▸ TASK DESCRIPTION
Output all of the entries below precisely as written.

▸ MATERIAL
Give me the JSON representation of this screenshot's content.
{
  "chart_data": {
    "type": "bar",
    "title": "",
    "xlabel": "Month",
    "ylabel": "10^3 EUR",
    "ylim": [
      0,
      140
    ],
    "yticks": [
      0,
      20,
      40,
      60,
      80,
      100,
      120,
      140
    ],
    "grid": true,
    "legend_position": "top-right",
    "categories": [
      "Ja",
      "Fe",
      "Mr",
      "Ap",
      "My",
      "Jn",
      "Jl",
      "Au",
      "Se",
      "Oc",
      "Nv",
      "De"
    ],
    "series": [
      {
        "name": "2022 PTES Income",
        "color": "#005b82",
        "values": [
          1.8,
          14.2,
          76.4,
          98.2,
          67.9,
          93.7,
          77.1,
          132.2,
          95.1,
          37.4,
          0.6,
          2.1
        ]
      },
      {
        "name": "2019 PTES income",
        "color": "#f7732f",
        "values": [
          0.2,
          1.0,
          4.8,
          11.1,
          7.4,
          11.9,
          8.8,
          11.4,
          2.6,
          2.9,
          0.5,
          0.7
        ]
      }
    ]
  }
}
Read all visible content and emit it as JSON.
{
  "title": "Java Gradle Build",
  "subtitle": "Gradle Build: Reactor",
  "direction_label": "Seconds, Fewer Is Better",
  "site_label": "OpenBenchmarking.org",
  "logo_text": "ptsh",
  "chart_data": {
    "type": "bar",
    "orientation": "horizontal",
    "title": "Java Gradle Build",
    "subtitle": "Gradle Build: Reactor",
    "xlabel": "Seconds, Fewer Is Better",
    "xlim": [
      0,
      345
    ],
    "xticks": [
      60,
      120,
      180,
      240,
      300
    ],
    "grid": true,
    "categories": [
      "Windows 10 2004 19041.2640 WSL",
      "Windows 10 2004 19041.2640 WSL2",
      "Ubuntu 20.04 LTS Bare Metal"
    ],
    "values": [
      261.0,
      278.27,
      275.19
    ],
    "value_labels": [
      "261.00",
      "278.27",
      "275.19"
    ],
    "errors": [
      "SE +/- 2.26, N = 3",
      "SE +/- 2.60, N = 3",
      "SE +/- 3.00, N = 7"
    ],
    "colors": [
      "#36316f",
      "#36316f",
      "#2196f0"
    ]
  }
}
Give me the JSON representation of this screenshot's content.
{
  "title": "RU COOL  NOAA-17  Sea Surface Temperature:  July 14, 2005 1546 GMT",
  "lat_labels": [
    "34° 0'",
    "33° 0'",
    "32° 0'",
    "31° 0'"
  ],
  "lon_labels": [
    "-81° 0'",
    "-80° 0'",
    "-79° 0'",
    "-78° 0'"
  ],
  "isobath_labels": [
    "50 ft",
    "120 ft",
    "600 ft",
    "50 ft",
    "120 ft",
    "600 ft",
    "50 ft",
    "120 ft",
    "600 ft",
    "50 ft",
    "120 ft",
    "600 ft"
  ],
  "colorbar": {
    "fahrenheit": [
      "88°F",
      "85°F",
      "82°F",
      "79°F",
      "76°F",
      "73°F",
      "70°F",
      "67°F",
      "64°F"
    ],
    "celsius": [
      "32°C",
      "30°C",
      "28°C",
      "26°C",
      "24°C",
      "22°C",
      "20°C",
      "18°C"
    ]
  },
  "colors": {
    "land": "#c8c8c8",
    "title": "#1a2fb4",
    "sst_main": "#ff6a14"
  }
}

▸ TASK OUTPUT
Give me the JSON representation of this screenshot's content.
{
  "chart_data": {
    "type": "bar",
    "title": "",
    "xlabel": "Month",
    "ylabel": "10^3 EUR",
    "ylim": [
      0,
      140
    ],
    "yticks": [
      0,
      20,
      40,
      60,
      80,
      100,
      120,
      140
    ],
    "grid": true,
    "legend_position": "top-right",
    "categories": [
      "Ja",
      "Fe",
      "Mr",
      "Ap",
      "My",
      "Jn",
      "Jl",
      "Au",
      "Se",
      "Oc",
      "Nv",
      "De"
    ],
    "series": [
      {
        "name": "2022 PTES Income",
        "color": "#005b82",
        "values": [
          1.8,
          14.2,
          76.4,
          98.2,
          67.9,
          93.7,
          77.1,
          132.2,
          95.1,
          37.4,
          0.6,
          2.1
        ]
      },
      {
        "name": "2019 PTES income",
        "color": "#f7732f",
        "values": [
          0.2,
          1.0,
          4.8,
          11.1,
          7.4,
          11.9,
          8.8,
          11.4,
          2.6,
          2.9,
          0.5,
          0.7
        ]
      }
    ]
  }
}
Read all visible content and emit it as JSON.
{
  "title": "Java Gradle Build",
  "subtitle": "Gradle Build: Reactor",
  "direction_label": "Seconds, Fewer Is Better",
  "site_label": "OpenBenchmarking.org",
  "logo_text": "ptsh",
  "chart_data": {
    "type": "bar",
    "orientation": "horizontal",
    "title": "Java Gradle Build",
    "subtitle": "Gradle Build: Reactor",
    "xlabel": "Seconds, Fewer Is Better",
    "xlim": [
      0,
      345
    ],
    "xticks": [
      60,
      120,
      180,
      240,
      300
    ],
    "grid": true,
    "categories": [
      "Windows 10 2004 19041.2640 WSL",
      "Windows 10 2004 19041.2640 WSL2",
      "Ubuntu 20.04 LTS Bare Metal"
    ],
    "values": [
      261.0,
      278.27,
      275.19
    ],
    "value_labels": [
      "261.00",
      "278.27",
      "275.19"
    ],
    "errors": [
      "SE +/- 2.26, N = 3",
      "SE +/- 2.60, N = 3",
      "SE +/- 3.00, N = 7"
    ],
    "colors": [
      "#36316f",
      "#36316f",
      "#2196f0"
    ]
  }
}
Give me the JSON representation of this screenshot's content.
{
  "title": "RU COOL  NOAA-17  Sea Surface Temperature:  July 14, 2005 1546 GMT",
  "lat_labels": [
    "34° 0'",
    "33° 0'",
    "32° 0'",
    "31° 0'"
  ],
  "lon_labels": [
    "-81° 0'",
    "-80° 0'",
    "-79° 0'",
    "-78° 0'"
  ],
  "isobath_labels": [
    "50 ft",
    "120 ft",
    "600 ft",
    "50 ft",
    "120 ft",
    "600 ft",
    "50 ft",
    "120 ft",
    "600 ft",
    "50 ft",
    "120 ft",
    "600 ft"
  ],
  "colorbar": {
    "fahrenheit": [
      "88°F",
      "85°F",
      "82°F",
      "79°F",
      "76°F",
      "73°F",
      "70°F",
      "67°F",
      "64°F"
    ],
    "celsius": [
      "32°C",
      "30°C",
      "28°C",
      "26°C",
      "24°C",
      "22°C",
      "20°C",
      "18°C"
    ]
  },
  "colors": {
    "land": "#c8c8c8",
    "title": "#1a2fb4",
    "sst_main": "#ff6a14"
  }
}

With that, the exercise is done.